* _REQUIRED TASK_
Rewrite the lines from the first one through the line containing "x-tick-label: Dec <box>193 572 236 599</box>", replacing "x-tick-label" with "x-axis-label" and keeping everything else unchanged.

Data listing

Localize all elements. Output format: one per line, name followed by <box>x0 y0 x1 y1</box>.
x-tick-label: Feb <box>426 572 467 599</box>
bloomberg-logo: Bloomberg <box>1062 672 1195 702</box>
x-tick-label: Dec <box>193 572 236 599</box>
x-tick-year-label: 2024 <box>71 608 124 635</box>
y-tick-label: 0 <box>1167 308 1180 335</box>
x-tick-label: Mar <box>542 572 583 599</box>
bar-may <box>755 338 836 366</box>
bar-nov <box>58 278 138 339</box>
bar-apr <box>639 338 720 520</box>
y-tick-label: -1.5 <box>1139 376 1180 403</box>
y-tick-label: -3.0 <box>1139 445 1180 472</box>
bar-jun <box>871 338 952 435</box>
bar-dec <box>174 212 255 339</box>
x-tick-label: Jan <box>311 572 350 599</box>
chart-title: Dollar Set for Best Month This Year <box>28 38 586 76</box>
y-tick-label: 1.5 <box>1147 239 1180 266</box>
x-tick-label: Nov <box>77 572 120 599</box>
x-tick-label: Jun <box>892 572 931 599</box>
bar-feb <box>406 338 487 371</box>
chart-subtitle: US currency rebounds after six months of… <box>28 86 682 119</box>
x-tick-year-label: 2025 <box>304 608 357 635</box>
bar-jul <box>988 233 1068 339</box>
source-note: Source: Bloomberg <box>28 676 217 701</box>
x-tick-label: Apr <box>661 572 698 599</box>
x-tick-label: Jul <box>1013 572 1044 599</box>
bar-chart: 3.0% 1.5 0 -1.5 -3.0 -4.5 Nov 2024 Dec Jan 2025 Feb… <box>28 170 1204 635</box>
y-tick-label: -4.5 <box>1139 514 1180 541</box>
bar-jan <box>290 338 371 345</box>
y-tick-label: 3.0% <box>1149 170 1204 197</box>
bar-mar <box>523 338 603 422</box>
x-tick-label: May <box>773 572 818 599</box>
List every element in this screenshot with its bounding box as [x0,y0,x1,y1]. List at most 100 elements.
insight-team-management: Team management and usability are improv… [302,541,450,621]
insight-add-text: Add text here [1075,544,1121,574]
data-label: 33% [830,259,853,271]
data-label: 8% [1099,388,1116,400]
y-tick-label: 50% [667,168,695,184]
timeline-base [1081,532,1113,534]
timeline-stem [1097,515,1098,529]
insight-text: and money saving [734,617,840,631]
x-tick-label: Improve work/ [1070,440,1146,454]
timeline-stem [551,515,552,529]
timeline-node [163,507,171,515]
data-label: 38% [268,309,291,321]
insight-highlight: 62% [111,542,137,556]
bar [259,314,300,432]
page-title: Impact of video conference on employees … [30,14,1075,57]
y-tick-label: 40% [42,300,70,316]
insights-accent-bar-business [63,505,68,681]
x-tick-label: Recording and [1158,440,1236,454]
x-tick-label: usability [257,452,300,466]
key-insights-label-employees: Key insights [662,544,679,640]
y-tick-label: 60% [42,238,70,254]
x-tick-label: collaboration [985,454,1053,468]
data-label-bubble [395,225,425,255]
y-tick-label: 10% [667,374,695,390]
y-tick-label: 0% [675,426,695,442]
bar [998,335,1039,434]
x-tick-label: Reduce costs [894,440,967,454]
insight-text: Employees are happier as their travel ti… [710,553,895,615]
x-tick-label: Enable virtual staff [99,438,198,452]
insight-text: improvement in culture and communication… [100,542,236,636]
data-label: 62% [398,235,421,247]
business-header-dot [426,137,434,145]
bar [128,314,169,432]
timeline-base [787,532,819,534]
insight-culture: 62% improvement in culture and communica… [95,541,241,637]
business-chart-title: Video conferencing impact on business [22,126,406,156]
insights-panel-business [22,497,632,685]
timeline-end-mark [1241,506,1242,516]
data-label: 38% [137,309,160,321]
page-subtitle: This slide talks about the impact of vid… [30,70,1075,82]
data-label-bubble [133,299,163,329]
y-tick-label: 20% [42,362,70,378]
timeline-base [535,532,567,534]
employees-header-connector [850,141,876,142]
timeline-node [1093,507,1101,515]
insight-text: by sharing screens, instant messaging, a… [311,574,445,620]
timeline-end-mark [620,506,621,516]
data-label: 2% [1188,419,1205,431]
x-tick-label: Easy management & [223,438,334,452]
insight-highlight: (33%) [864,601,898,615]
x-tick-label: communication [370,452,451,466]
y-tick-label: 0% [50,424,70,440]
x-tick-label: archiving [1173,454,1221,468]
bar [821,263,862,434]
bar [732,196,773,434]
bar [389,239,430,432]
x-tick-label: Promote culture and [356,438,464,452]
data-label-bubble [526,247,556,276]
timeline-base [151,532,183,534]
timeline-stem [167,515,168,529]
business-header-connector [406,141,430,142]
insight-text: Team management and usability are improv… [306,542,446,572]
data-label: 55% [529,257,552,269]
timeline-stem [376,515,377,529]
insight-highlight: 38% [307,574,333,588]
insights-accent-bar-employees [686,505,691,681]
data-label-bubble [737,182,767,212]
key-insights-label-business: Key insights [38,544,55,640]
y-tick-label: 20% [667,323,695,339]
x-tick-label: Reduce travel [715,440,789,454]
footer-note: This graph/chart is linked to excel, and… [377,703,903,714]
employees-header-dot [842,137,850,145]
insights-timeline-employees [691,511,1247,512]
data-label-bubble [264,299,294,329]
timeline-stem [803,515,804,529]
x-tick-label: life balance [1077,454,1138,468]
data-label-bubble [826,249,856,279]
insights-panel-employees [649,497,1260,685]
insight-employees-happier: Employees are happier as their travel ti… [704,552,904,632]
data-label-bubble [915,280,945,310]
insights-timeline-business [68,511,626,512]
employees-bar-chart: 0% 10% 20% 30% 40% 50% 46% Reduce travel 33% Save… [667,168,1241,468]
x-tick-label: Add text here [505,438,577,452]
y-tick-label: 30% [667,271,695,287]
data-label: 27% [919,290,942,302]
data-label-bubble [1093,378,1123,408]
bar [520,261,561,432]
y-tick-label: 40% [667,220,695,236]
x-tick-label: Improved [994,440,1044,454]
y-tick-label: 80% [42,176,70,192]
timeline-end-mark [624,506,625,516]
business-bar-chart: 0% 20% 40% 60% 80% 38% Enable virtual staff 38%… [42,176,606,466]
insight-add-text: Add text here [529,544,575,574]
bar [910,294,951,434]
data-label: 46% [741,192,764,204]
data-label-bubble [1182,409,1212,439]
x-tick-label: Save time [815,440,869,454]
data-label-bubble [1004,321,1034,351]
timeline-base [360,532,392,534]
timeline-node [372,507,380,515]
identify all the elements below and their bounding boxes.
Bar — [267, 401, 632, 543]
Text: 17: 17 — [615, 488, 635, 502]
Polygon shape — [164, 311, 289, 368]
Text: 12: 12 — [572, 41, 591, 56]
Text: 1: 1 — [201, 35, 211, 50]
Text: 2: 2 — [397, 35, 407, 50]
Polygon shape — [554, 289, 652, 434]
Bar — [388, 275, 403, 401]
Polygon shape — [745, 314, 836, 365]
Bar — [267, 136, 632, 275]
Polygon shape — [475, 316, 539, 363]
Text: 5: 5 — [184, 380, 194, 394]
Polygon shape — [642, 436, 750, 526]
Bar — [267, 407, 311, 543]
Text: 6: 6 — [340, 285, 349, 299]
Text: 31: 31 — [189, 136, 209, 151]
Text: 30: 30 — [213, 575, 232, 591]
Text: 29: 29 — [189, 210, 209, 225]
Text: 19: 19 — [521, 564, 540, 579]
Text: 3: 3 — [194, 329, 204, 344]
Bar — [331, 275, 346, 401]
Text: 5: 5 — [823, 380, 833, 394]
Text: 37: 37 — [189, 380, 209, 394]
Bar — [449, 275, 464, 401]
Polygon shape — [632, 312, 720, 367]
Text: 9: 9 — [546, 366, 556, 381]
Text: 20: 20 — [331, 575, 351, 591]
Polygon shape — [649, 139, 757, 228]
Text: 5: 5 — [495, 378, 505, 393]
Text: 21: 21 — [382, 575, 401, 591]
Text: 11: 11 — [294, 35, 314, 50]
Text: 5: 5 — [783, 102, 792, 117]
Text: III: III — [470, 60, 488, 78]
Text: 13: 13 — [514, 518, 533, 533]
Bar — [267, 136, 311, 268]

* _RESULT OF THIS TASK_
Localize all elements. Output format: one per line, name followed by <box>x0 y0 x1 y1</box>.
x-axis-label: Feb <box>426 572 467 599</box>
bloomberg-logo: Bloomberg <box>1062 672 1195 702</box>
x-axis-label: Dec <box>193 572 236 599</box>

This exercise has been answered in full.